▼

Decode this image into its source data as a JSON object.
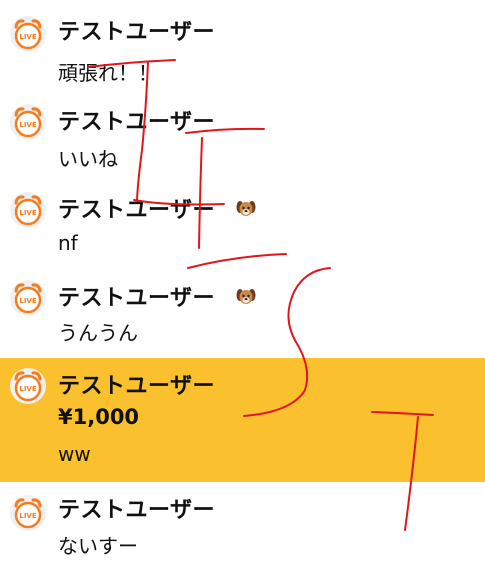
{
  "colors": {
    "highlight_bg": "#fbc02d",
    "avatar_orange": "#f47b20",
    "scribble_red": "#e0161d"
  },
  "messages": [
    {
      "username": "テストユーザー",
      "text": "頑張れ！！",
      "avatar_icon": "live-clock-icon"
    },
    {
      "username": "テストユーザー",
      "text": "いいね",
      "avatar_icon": "live-clock-icon"
    },
    {
      "username": "テストユーザー",
      "text": "nf",
      "avatar_icon": "live-clock-icon",
      "badge_icon": "dog-badge-icon"
    },
    {
      "username": "テストユーザー",
      "text": "うんうん",
      "avatar_icon": "live-clock-icon",
      "badge_icon": "dog-badge-icon"
    },
    {
      "username": "テストユーザー",
      "amount": "¥1,000",
      "text": "ww",
      "avatar_icon": "live-clock-icon",
      "highlighted": true
    },
    {
      "username": "テストユーザー",
      "text": "ないすー",
      "avatar_icon": "live-clock-icon"
    }
  ],
  "avatar_label": "LIVE",
  "annotation": {
    "strokes": 4,
    "color": "red"
  }
}
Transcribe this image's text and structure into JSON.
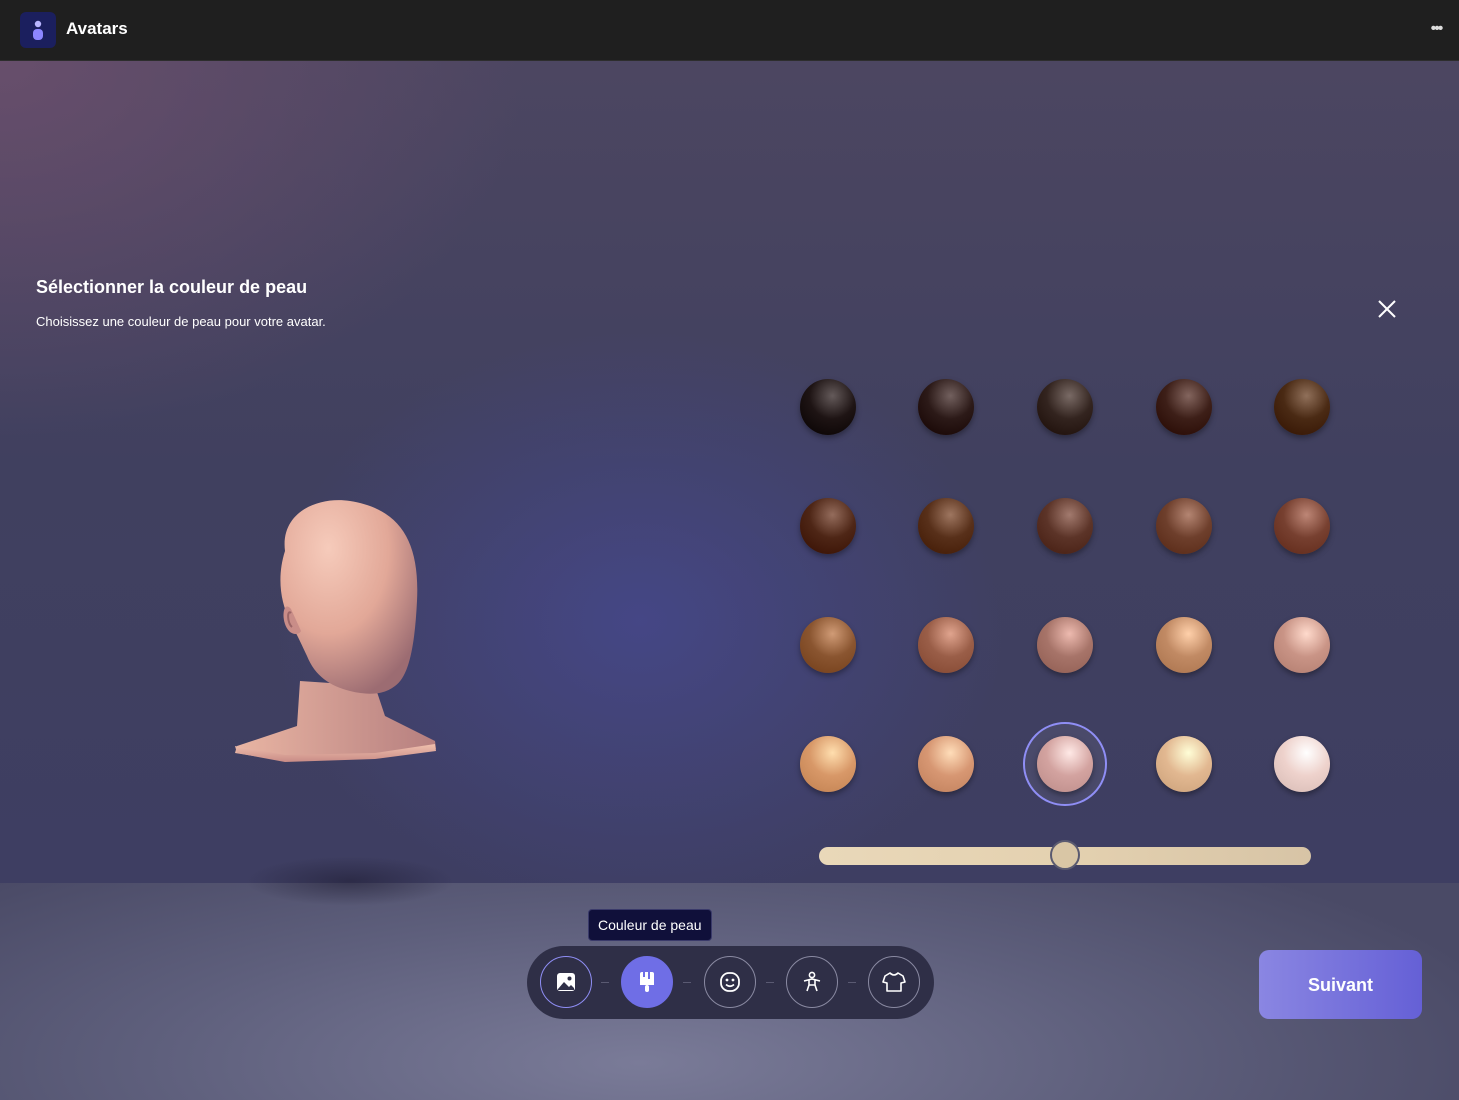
{
  "app": {
    "title": "Avatars",
    "icon": "avatar-app-icon",
    "more_label": "•••"
  },
  "panel": {
    "heading": "Sélectionner la couleur de peau",
    "subheading": "Choisissez une couleur de peau pour votre avatar.",
    "close_icon": "close-icon"
  },
  "skin_tones": {
    "rows": [
      [
        "#1e1414",
        "#2c1a18",
        "#33241f",
        "#3d1f18",
        "#4a2a14"
      ],
      [
        "#4e2616",
        "#58301a",
        "#5c3428",
        "#6e3f2c",
        "#774030"
      ],
      [
        "#8a5530",
        "#9a5e48",
        "#a77469",
        "#c18a64",
        "#c99486"
      ],
      [
        "#d89868",
        "#d79773",
        "#d3a3a0",
        "#e2b891",
        "#eed2cc"
      ]
    ],
    "selected": {
      "row": 3,
      "col": 2
    }
  },
  "shade_slider": {
    "value": 0.5
  },
  "toolbar": {
    "tooltip": "Couleur de peau",
    "steps": [
      {
        "name": "background",
        "icon": "image-icon",
        "state": "done"
      },
      {
        "name": "skin-color",
        "icon": "paintbrush-icon",
        "state": "active"
      },
      {
        "name": "face",
        "icon": "face-icon",
        "state": "inactive"
      },
      {
        "name": "body",
        "icon": "body-icon",
        "state": "inactive"
      },
      {
        "name": "clothing",
        "icon": "shirt-icon",
        "state": "inactive"
      }
    ]
  },
  "actions": {
    "next_label": "Suivant"
  },
  "colors": {
    "accent": "#6f6ee6",
    "titlebar": "#1f1f1f"
  }
}
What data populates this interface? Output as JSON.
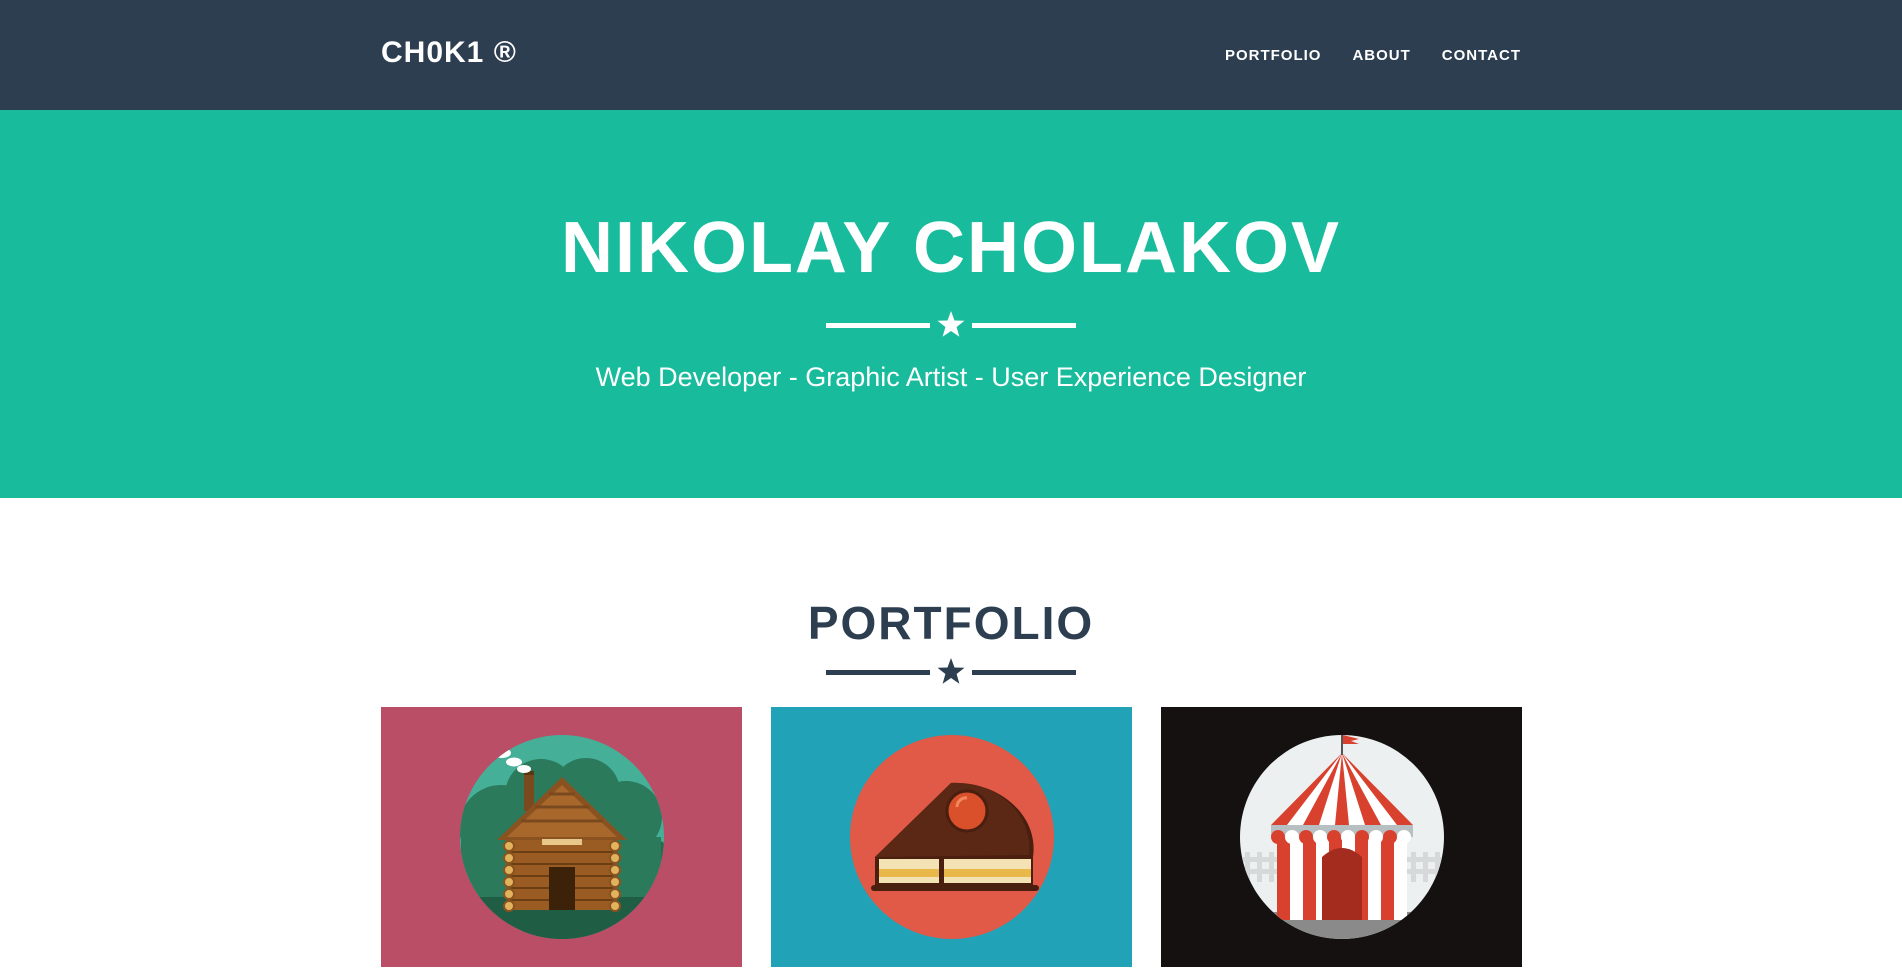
{
  "navbar": {
    "brand": "CH0K1 ®",
    "links": [
      "PORTFOLIO",
      "ABOUT",
      "CONTACT"
    ]
  },
  "hero": {
    "title": "NIKOLAY CHOLAKOV",
    "subtitle": "Web Developer - Graphic Artist - User Experience Designer"
  },
  "portfolio": {
    "title": "PORTFOLIO",
    "items": [
      {
        "icon": "log-cabin-icon",
        "background": "#b94e66"
      },
      {
        "icon": "cake-slice-icon",
        "background": "#22a2b6"
      },
      {
        "icon": "circus-tent-icon",
        "background": "#141110"
      }
    ]
  },
  "colors": {
    "navbar": "#2c3e50",
    "hero": "#18bc9c",
    "text_dark": "#2c3e50",
    "text_light": "#ffffff"
  }
}
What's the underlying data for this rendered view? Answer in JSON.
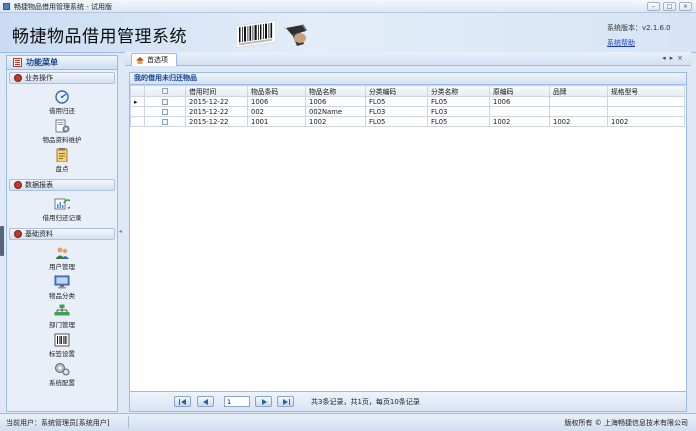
{
  "window": {
    "title": "畅捷物品借用管理系统 - 试用版",
    "controls": [
      "–",
      "□",
      "×"
    ]
  },
  "header": {
    "logo_text": "畅捷物品借用管理系统",
    "version": "系统版本：v2.1.6.0",
    "help": "系统帮助"
  },
  "sidebar": {
    "title": "功能菜单",
    "sections": [
      {
        "label": "业务操作",
        "color": "#c0392b",
        "items": [
          {
            "label": "借用归还",
            "icon": "gauge-icon"
          },
          {
            "label": "物品资料维护",
            "icon": "document-gear-icon"
          },
          {
            "label": "盘点",
            "icon": "clipboard-icon"
          }
        ]
      },
      {
        "label": "数据报表",
        "color": "#c0392b",
        "items": [
          {
            "label": "借用归还记录",
            "icon": "chart-refresh-icon"
          }
        ]
      },
      {
        "label": "基础资料",
        "color": "#c0392b",
        "items": [
          {
            "label": "用户管理",
            "icon": "users-icon"
          },
          {
            "label": "物品分类",
            "icon": "monitor-icon"
          },
          {
            "label": "部门管理",
            "icon": "org-chart-icon"
          },
          {
            "label": "标签设置",
            "icon": "barcode-icon"
          },
          {
            "label": "系统配置",
            "icon": "gears-icon"
          }
        ]
      }
    ]
  },
  "tabs": [
    {
      "label": "首选项",
      "icon": "home-icon"
    }
  ],
  "tab_nav": {
    "prev": "◂",
    "next": "▸",
    "close": "×"
  },
  "grid": {
    "title": "我的借用未归还物品",
    "columns": [
      "",
      "",
      "借用时间",
      "物品条码",
      "物品名称",
      "分类编码",
      "分类名称",
      "原编码",
      "品牌",
      "规格型号"
    ],
    "rows": [
      {
        "indicator": "▸",
        "date": "2015-12-22",
        "barcode": "1006",
        "name": "1006",
        "cat_code": "FL05",
        "cat_name": "FL05",
        "orig_code": "1006",
        "brand": "",
        "model": ""
      },
      {
        "indicator": "",
        "date": "2015-12-22",
        "barcode": "002",
        "name": "002Name",
        "cat_code": "FL03",
        "cat_name": "FL03",
        "orig_code": "",
        "brand": "",
        "model": ""
      },
      {
        "indicator": "",
        "date": "2015-12-22",
        "barcode": "1001",
        "name": "1002",
        "cat_code": "FL05",
        "cat_name": "FL05",
        "orig_code": "1002",
        "brand": "1002",
        "model": "1002"
      }
    ]
  },
  "pager": {
    "page": "1",
    "info": "共3条记录，共1页，每页10条记录"
  },
  "status": {
    "user": "当前用户：系统管理员[系统用户]",
    "copyright": "版权所有 © 上海畅捷信息技术有限公司"
  },
  "colors": {
    "accent": "#99bbe8",
    "header_bg": "#d6e4f5",
    "link": "#1f3fbf"
  }
}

▲

Given instruction:
Transcribe every entry word for word, but omit the pictures.

Result for this task:
Decode this image into its source data as a JSON object.
{
  "colors": {
    "highlight_bg": "#fbc02d",
    "avatar_orange": "#f47b20",
    "scribble_red": "#e0161d"
  },
  "messages": [
    {
      "username": "テストユーザー",
      "text": "頑張れ！！",
      "avatar_icon": "live-clock-icon"
    },
    {
      "username": "テストユーザー",
      "text": "いいね",
      "avatar_icon": "live-clock-icon"
    },
    {
      "username": "テストユーザー",
      "text": "nf",
      "avatar_icon": "live-clock-icon",
      "badge_icon": "dog-badge-icon"
    },
    {
      "username": "テストユーザー",
      "text": "うんうん",
      "avatar_icon": "live-clock-icon",
      "badge_icon": "dog-badge-icon"
    },
    {
      "username": "テストユーザー",
      "amount": "¥1,000",
      "text": "ww",
      "avatar_icon": "live-clock-icon",
      "highlighted": true
    },
    {
      "username": "テストユーザー",
      "text": "ないすー",
      "avatar_icon": "live-clock-icon"
    }
  ],
  "avatar_label": "LIVE",
  "annotation": {
    "strokes": 4,
    "color": "red"
  }
}
Transcribe this image's text and structure into JSON.
{
  "app": {
    "title": "Avatars",
    "icon": "avatar-app-icon",
    "more_label": "•••"
  },
  "panel": {
    "heading": "Sélectionner la couleur de peau",
    "subheading": "Choisissez une couleur de peau pour votre avatar.",
    "close_icon": "close-icon"
  },
  "skin_tones": {
    "rows": [
      [
        "#1e1414",
        "#2c1a18",
        "#33241f",
        "#3d1f18",
        "#4a2a14"
      ],
      [
        "#4e2616",
        "#58301a",
        "#5c3428",
        "#6e3f2c",
        "#774030"
      ],
      [
        "#8a5530",
        "#9a5e48",
        "#a77469",
        "#c18a64",
        "#c99486"
      ],
      [
        "#d89868",
        "#d79773",
        "#d3a3a0",
        "#e2b891",
        "#eed2cc"
      ]
    ],
    "selected": {
      "row": 3,
      "col": 2
    }
  },
  "shade_slider": {
    "value": 0.5
  },
  "toolbar": {
    "tooltip": "Couleur de peau",
    "steps": [
      {
        "name": "background",
        "icon": "image-icon",
        "state": "done"
      },
      {
        "name": "skin-color",
        "icon": "paintbrush-icon",
        "state": "active"
      },
      {
        "name": "face",
        "icon": "face-icon",
        "state": "inactive"
      },
      {
        "name": "body",
        "icon": "body-icon",
        "state": "inactive"
      },
      {
        "name": "clothing",
        "icon": "shirt-icon",
        "state": "inactive"
      }
    ]
  },
  "actions": {
    "next_label": "Suivant"
  },
  "colors": {
    "accent": "#6f6ee6",
    "titlebar": "#1f1f1f"
  }
}
What data populates this interface? Output as JSON.
{
  "navbar": {
    "brand": "CH0K1 ®",
    "links": [
      "PORTFOLIO",
      "ABOUT",
      "CONTACT"
    ]
  },
  "hero": {
    "title": "NIKOLAY CHOLAKOV",
    "subtitle": "Web Developer - Graphic Artist - User Experience Designer"
  },
  "portfolio": {
    "title": "PORTFOLIO",
    "items": [
      {
        "icon": "log-cabin-icon",
        "background": "#b94e66"
      },
      {
        "icon": "cake-slice-icon",
        "background": "#22a2b6"
      },
      {
        "icon": "circus-tent-icon",
        "background": "#141110"
      }
    ]
  },
  "colors": {
    "navbar": "#2c3e50",
    "hero": "#18bc9c",
    "text_dark": "#2c3e50",
    "text_light": "#ffffff"
  }
}
What's the underlying data for this rendered view? Answer in JSON.
{
  "window": {
    "title": "畅捷物品借用管理系统 - 试用版",
    "controls": [
      "–",
      "□",
      "×"
    ]
  },
  "header": {
    "logo_text": "畅捷物品借用管理系统",
    "version": "系统版本：v2.1.6.0",
    "help": "系统帮助"
  },
  "sidebar": {
    "title": "功能菜单",
    "sections": [
      {
        "label": "业务操作",
        "color": "#c0392b",
        "items": [
          {
            "label": "借用归还",
            "icon": "gauge-icon"
          },
          {
            "label": "物品资料维护",
            "icon": "document-gear-icon"
          },
          {
            "label": "盘点",
            "icon": "clipboard-icon"
          }
        ]
      },
      {
        "label": "数据报表",
        "color": "#c0392b",
        "items": [
          {
            "label": "借用归还记录",
            "icon": "chart-refresh-icon"
          }
        ]
      },
      {
        "label": "基础资料",
        "color": "#c0392b",
        "items": [
          {
            "label": "用户管理",
            "icon": "users-icon"
          },
          {
            "label": "物品分类",
            "icon": "monitor-icon"
          },
          {
            "label": "部门管理",
            "icon": "org-chart-icon"
          },
          {
            "label": "标签设置",
            "icon": "barcode-icon"
          },
          {
            "label": "系统配置",
            "icon": "gears-icon"
          }
        ]
      }
    ]
  },
  "tabs": [
    {
      "label": "首选项",
      "icon": "home-icon"
    }
  ],
  "tab_nav": {
    "prev": "◂",
    "next": "▸",
    "close": "×"
  },
  "grid": {
    "title": "我的借用未归还物品",
    "columns": [
      "",
      "",
      "借用时间",
      "物品条码",
      "物品名称",
      "分类编码",
      "分类名称",
      "原编码",
      "品牌",
      "规格型号"
    ],
    "rows": [
      {
        "indicator": "▸",
        "date": "2015-12-22",
        "barcode": "1006",
        "name": "1006",
        "cat_code": "FL05",
        "cat_name": "FL05",
        "orig_code": "1006",
        "brand": "",
        "model": ""
      },
      {
        "indicator": "",
        "date": "2015-12-22",
        "barcode": "002",
        "name": "002Name",
        "cat_code": "FL03",
        "cat_name": "FL03",
        "orig_code": "",
        "brand": "",
        "model": ""
      },
      {
        "indicator": "",
        "date": "2015-12-22",
        "barcode": "1001",
        "name": "1002",
        "cat_code": "FL05",
        "cat_name": "FL05",
        "orig_code": "1002",
        "brand": "1002",
        "model": "1002"
      }
    ]
  },
  "pager": {
    "page": "1",
    "info": "共3条记录，共1页，每页10条记录"
  },
  "status": {
    "user": "当前用户：系统管理员[系统用户]",
    "copyright": "版权所有 © 上海畅捷信息技术有限公司"
  },
  "colors": {
    "accent": "#99bbe8",
    "header_bg": "#d6e4f5",
    "link": "#1f3fbf"
  }
}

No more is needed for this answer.